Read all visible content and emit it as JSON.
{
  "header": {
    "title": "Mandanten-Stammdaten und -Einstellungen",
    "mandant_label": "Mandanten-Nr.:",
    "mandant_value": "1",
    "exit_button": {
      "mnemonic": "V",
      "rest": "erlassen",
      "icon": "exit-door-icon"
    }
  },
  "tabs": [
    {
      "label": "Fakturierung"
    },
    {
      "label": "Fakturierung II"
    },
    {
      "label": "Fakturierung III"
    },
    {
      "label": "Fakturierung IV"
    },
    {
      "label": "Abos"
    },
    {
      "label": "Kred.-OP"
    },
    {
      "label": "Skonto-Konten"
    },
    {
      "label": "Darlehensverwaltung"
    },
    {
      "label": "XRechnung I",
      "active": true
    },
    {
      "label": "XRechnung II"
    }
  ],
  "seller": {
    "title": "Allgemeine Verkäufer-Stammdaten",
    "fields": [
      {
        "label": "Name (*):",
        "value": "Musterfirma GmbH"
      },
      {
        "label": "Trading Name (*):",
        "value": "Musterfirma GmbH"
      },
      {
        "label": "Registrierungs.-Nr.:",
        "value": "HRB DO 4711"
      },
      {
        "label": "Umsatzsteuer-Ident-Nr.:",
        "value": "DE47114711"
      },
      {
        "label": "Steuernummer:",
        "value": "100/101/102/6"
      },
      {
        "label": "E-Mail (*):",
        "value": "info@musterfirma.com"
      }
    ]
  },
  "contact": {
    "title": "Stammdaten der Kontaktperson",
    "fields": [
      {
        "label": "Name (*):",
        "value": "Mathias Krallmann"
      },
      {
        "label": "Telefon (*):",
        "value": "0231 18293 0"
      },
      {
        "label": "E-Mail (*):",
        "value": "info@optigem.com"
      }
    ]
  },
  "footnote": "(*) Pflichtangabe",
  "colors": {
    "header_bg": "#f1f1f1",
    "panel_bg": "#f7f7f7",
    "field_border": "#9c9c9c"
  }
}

• DIRECTIONS FOR THIS TASK: Give all the entries again exactly; leave none out.

• TASK SOLUTION:
Read all visible content and emit it as JSON.
{
  "header": {
    "title": "Mandanten-Stammdaten und -Einstellungen",
    "mandant_label": "Mandanten-Nr.:",
    "mandant_value": "1",
    "exit_button": {
      "mnemonic": "V",
      "rest": "erlassen",
      "icon": "exit-door-icon"
    }
  },
  "tabs": [
    {
      "label": "Fakturierung"
    },
    {
      "label": "Fakturierung II"
    },
    {
      "label": "Fakturierung III"
    },
    {
      "label": "Fakturierung IV"
    },
    {
      "label": "Abos"
    },
    {
      "label": "Kred.-OP"
    },
    {
      "label": "Skonto-Konten"
    },
    {
      "label": "Darlehensverwaltung"
    },
    {
      "label": "XRechnung I",
      "active": true
    },
    {
      "label": "XRechnung II"
    }
  ],
  "seller": {
    "title": "Allgemeine Verkäufer-Stammdaten",
    "fields": [
      {
        "label": "Name (*):",
        "value": "Musterfirma GmbH"
      },
      {
        "label": "Trading Name (*):",
        "value": "Musterfirma GmbH"
      },
      {
        "label": "Registrierungs.-Nr.:",
        "value": "HRB DO 4711"
      },
      {
        "label": "Umsatzsteuer-Ident-Nr.:",
        "value": "DE47114711"
      },
      {
        "label": "Steuernummer:",
        "value": "100/101/102/6"
      },
      {
        "label": "E-Mail (*):",
        "value": "info@musterfirma.com"
      }
    ]
  },
  "contact": {
    "title": "Stammdaten der Kontaktperson",
    "fields": [
      {
        "label": "Name (*):",
        "value": "Mathias Krallmann"
      },
      {
        "label": "Telefon (*):",
        "value": "0231 18293 0"
      },
      {
        "label": "E-Mail (*):",
        "value": "info@optigem.com"
      }
    ]
  },
  "footnote": "(*) Pflichtangabe",
  "colors": {
    "header_bg": "#f1f1f1",
    "panel_bg": "#f7f7f7",
    "field_border": "#9c9c9c"
  }
}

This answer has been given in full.